TASK STATEMENT:
Return every entry exactly as written.

AVAILABLE RECORDS:
------------

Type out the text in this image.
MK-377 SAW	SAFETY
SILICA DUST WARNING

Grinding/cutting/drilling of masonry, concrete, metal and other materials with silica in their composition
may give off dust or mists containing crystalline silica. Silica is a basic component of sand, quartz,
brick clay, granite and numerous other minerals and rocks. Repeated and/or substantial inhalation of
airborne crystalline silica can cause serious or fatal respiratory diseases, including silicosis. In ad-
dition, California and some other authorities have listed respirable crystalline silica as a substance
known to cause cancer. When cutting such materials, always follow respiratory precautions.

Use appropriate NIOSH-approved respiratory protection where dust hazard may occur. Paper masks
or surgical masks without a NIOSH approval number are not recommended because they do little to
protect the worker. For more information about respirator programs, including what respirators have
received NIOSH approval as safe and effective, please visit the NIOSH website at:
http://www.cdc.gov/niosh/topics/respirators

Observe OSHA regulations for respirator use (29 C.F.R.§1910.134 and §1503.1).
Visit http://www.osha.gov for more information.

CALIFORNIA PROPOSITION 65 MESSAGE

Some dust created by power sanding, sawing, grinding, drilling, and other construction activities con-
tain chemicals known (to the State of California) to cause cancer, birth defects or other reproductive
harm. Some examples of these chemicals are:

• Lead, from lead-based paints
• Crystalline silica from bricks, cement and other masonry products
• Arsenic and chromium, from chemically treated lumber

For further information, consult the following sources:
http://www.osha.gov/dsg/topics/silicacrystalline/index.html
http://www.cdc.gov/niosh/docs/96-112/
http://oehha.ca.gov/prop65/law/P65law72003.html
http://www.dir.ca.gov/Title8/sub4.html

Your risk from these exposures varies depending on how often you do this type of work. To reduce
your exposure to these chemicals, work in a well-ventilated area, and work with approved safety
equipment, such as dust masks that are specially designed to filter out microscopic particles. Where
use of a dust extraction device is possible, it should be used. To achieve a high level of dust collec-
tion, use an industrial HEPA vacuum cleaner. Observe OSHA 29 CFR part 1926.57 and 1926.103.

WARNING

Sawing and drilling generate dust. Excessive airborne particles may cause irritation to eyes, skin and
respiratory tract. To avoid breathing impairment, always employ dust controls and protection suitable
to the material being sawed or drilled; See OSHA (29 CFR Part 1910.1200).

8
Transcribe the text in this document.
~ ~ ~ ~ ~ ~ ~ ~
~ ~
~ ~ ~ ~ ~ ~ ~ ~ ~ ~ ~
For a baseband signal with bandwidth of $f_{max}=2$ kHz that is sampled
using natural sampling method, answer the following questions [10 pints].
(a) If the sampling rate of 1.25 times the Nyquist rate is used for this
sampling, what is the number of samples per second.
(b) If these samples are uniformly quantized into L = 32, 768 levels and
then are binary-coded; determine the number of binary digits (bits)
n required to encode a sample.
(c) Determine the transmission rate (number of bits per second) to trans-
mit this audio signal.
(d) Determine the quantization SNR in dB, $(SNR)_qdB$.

------------

SOLUTION:
Type out the text in this image.
MK-377 SAW	SAFETY
SILICA DUST WARNING

Grinding/cutting/drilling of masonry, concrete, metal and other materials with silica in their composition
may give off dust or mists containing crystalline silica. Silica is a basic component of sand, quartz,
brick clay, granite and numerous other minerals and rocks. Repeated and/or substantial inhalation of
airborne crystalline silica can cause serious or fatal respiratory diseases, including silicosis. In ad-
dition, California and some other authorities have listed respirable crystalline silica as a substance
known to cause cancer. When cutting such materials, always follow respiratory precautions.

Use appropriate NIOSH-approved respiratory protection where dust hazard may occur. Paper masks
or surgical masks without a NIOSH approval number are not recommended because they do little to
protect the worker. For more information about respirator programs, including what respirators have
received NIOSH approval as safe and effective, please visit the NIOSH website at:
http://www.cdc.gov/niosh/topics/respirators

Observe OSHA regulations for respirator use (29 C.F.R.§1910.134 and §1503.1).
Visit http://www.osha.gov for more information.

CALIFORNIA PROPOSITION 65 MESSAGE

Some dust created by power sanding, sawing, grinding, drilling, and other construction activities con-
tain chemicals known (to the State of California) to cause cancer, birth defects or other reproductive
harm. Some examples of these chemicals are:

• Lead, from lead-based paints
• Crystalline silica from bricks, cement and other masonry products
• Arsenic and chromium, from chemically treated lumber

For further information, consult the following sources:
http://www.osha.gov/dsg/topics/silicacrystalline/index.html
http://www.cdc.gov/niosh/docs/96-112/
http://oehha.ca.gov/prop65/law/P65law72003.html
http://www.dir.ca.gov/Title8/sub4.html

Your risk from these exposures varies depending on how often you do this type of work. To reduce
your exposure to these chemicals, work in a well-ventilated area, and work with approved safety
equipment, such as dust masks that are specially designed to filter out microscopic particles. Where
use of a dust extraction device is possible, it should be used. To achieve a high level of dust collec-
tion, use an industrial HEPA vacuum cleaner. Observe OSHA 29 CFR part 1926.57 and 1926.103.

WARNING

Sawing and drilling generate dust. Excessive airborne particles may cause irritation to eyes, skin and
respiratory tract. To avoid breathing impairment, always employ dust controls and protection suitable
to the material being sawed or drilled; See OSHA (29 CFR Part 1910.1200).

8
Transcribe the text in this document.
~ ~ ~ ~ ~ ~ ~ ~
~ ~
~ ~ ~ ~ ~ ~ ~ ~ ~ ~ ~
For a baseband signal with bandwidth of $f_{max}=2$ kHz that is sampled
using natural sampling method, answer the following questions [10 pints].
(a) If the sampling rate of 1.25 times the Nyquist rate is used for this
sampling, what is the number of samples per second.
(b) If these samples are uniformly quantized into L = 32, 768 levels and
then are binary-coded; determine the number of binary digits (bits)
n required to encode a sample.
(c) Determine the transmission rate (number of bits per second) to trans-
mit this audio signal.
(d) Determine the quantization SNR in dB, $(SNR)_qdB$.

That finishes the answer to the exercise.